Problem to work on:
Each line of the material must be repeated precisely, with the pictures left out.

• • • •

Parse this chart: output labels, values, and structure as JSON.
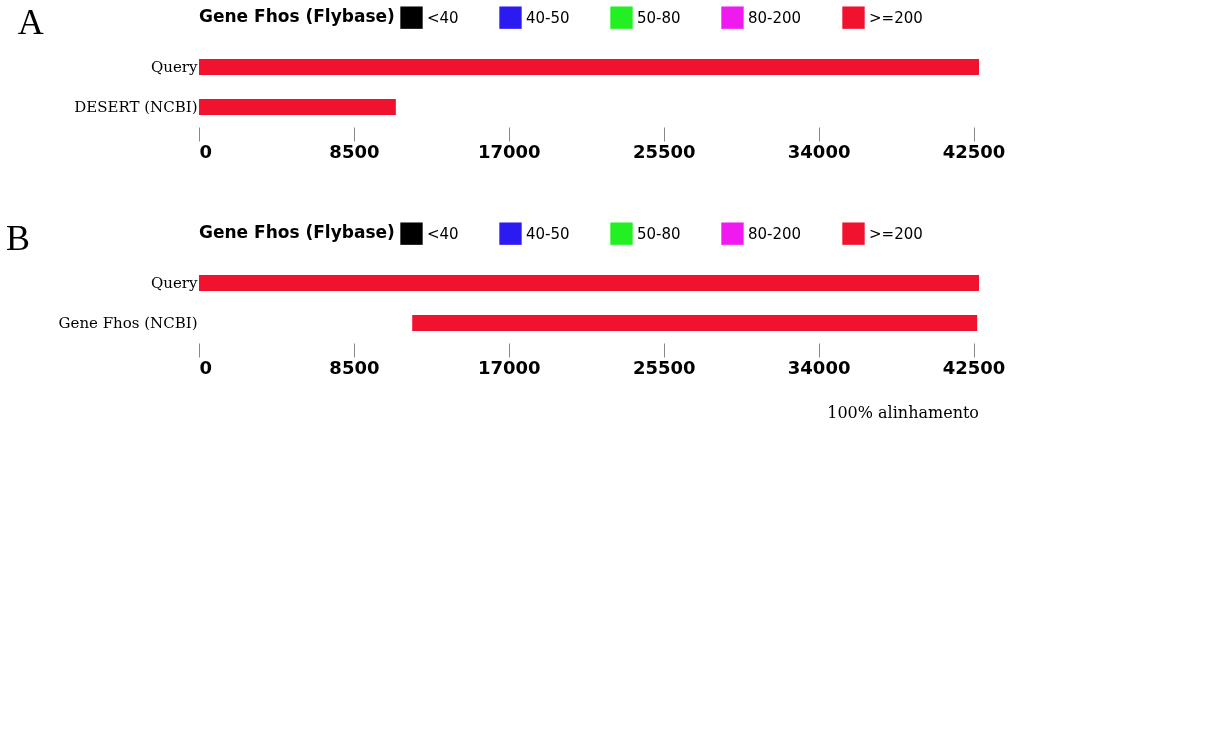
{
  "chart_data": [
    {
      "type": "bar",
      "title": "A",
      "orientation": "horizontal",
      "categories": [
        "Query",
        "DESERT (NCBI)"
      ],
      "legend_title": "Gene Fhos (Flybase)",
      "legend": "top",
      "series": [
        {
          "name": "<40",
          "color": "#000000",
          "values": [
            null,
            null
          ]
        },
        {
          "name": "40-50",
          "color": "#2b1bf0",
          "values": [
            null,
            null
          ]
        },
        {
          "name": "50-80",
          "color": "#22f022",
          "values": [
            null,
            null
          ]
        },
        {
          "name": "80-200",
          "color": "#f01af0",
          "values": [
            null,
            null
          ]
        },
        {
          "name": ">=200",
          "color": "#f0122e",
          "values": [
            42800,
            10800
          ],
          "base": [
            0,
            0
          ]
        }
      ],
      "xlim": [
        0,
        42800
      ],
      "xticks": [
        0,
        8500,
        17000,
        25500,
        34000,
        42500
      ],
      "grid": false
    },
    {
      "type": "bar",
      "title": "B",
      "orientation": "horizontal",
      "categories": [
        "Query",
        "Gene Fhos (NCBI)"
      ],
      "legend_title": "Gene Fhos (Flybase)",
      "legend": "top",
      "series": [
        {
          "name": "<40",
          "color": "#000000",
          "values": [
            null,
            null
          ]
        },
        {
          "name": "40-50",
          "color": "#2b1bf0",
          "values": [
            null,
            null
          ]
        },
        {
          "name": "50-80",
          "color": "#22f022",
          "values": [
            null,
            null
          ]
        },
        {
          "name": "80-200",
          "color": "#f01af0",
          "values": [
            null,
            null
          ]
        },
        {
          "name": ">=200",
          "color": "#f0122e",
          "values": [
            42800,
            31000
          ],
          "base": [
            0,
            11700
          ]
        }
      ],
      "xlim": [
        0,
        42800
      ],
      "xticks": [
        0,
        8500,
        17000,
        25500,
        34000,
        42500
      ],
      "grid": false,
      "annotations": [
        "100% alinhamento"
      ]
    }
  ]
}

• • • •

Solution for this exercise:
Parse this chart: output labels, values, and structure as JSON.
{
  "chart_data": [
    {
      "type": "bar",
      "title": "A",
      "orientation": "horizontal",
      "categories": [
        "Query",
        "DESERT (NCBI)"
      ],
      "legend_title": "Gene Fhos (Flybase)",
      "legend": "top",
      "series": [
        {
          "name": "<40",
          "color": "#000000",
          "values": [
            null,
            null
          ]
        },
        {
          "name": "40-50",
          "color": "#2b1bf0",
          "values": [
            null,
            null
          ]
        },
        {
          "name": "50-80",
          "color": "#22f022",
          "values": [
            null,
            null
          ]
        },
        {
          "name": "80-200",
          "color": "#f01af0",
          "values": [
            null,
            null
          ]
        },
        {
          "name": ">=200",
          "color": "#f0122e",
          "values": [
            42800,
            10800
          ],
          "base": [
            0,
            0
          ]
        }
      ],
      "xlim": [
        0,
        42800
      ],
      "xticks": [
        0,
        8500,
        17000,
        25500,
        34000,
        42500
      ],
      "grid": false
    },
    {
      "type": "bar",
      "title": "B",
      "orientation": "horizontal",
      "categories": [
        "Query",
        "Gene Fhos (NCBI)"
      ],
      "legend_title": "Gene Fhos (Flybase)",
      "legend": "top",
      "series": [
        {
          "name": "<40",
          "color": "#000000",
          "values": [
            null,
            null
          ]
        },
        {
          "name": "40-50",
          "color": "#2b1bf0",
          "values": [
            null,
            null
          ]
        },
        {
          "name": "50-80",
          "color": "#22f022",
          "values": [
            null,
            null
          ]
        },
        {
          "name": "80-200",
          "color": "#f01af0",
          "values": [
            null,
            null
          ]
        },
        {
          "name": ">=200",
          "color": "#f0122e",
          "values": [
            42800,
            31000
          ],
          "base": [
            0,
            11700
          ]
        }
      ],
      "xlim": [
        0,
        42800
      ],
      "xticks": [
        0,
        8500,
        17000,
        25500,
        34000,
        42500
      ],
      "grid": false,
      "annotations": [
        "100% alinhamento"
      ]
    }
  ]
}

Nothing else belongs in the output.